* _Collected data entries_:
--
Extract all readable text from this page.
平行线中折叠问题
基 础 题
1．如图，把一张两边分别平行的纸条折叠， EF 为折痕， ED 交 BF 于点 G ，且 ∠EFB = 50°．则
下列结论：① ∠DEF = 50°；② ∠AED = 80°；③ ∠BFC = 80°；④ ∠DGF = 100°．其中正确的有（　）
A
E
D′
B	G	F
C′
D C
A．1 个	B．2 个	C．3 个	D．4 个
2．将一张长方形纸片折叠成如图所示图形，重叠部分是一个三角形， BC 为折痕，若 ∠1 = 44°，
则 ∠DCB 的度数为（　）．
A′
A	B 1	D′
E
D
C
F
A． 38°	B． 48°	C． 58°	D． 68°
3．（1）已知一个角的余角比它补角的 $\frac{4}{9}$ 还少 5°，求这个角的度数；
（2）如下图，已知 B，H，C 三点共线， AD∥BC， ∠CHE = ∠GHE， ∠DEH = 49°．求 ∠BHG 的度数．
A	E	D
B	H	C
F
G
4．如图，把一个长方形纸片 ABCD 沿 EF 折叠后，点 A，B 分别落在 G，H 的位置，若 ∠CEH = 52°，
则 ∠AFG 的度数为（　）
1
--
* _What is expected_: Set down the entries verbatim, leaving none out.

* _Right answer_:
Extract all readable text from this page.
平行线中折叠问题
基 础 题
1．如图，把一张两边分别平行的纸条折叠， EF 为折痕， ED 交 BF 于点 G ，且 ∠EFB = 50°．则
下列结论：① ∠DEF = 50°；② ∠AED = 80°；③ ∠BFC = 80°；④ ∠DGF = 100°．其中正确的有（　）
A
E
D′
B	G	F
C′
D C
A．1 个	B．2 个	C．3 个	D．4 个
2．将一张长方形纸片折叠成如图所示图形，重叠部分是一个三角形， BC 为折痕，若 ∠1 = 44°，
则 ∠DCB 的度数为（　）．
A′
A	B 1	D′
E
D
C
F
A． 38°	B． 48°	C． 58°	D． 68°
3．（1）已知一个角的余角比它补角的 $\frac{4}{9}$ 还少 5°，求这个角的度数；
（2）如下图，已知 B，H，C 三点共线， AD∥BC， ∠CHE = ∠GHE， ∠DEH = 49°．求 ∠BHG 的度数．
A	E	D
B	H	C
F
G
4．如图，把一个长方形纸片 ABCD 沿 EF 折叠后，点 A，B 分别落在 G，H 的位置，若 ∠CEH = 52°，
则 ∠AFG 的度数为（　）
1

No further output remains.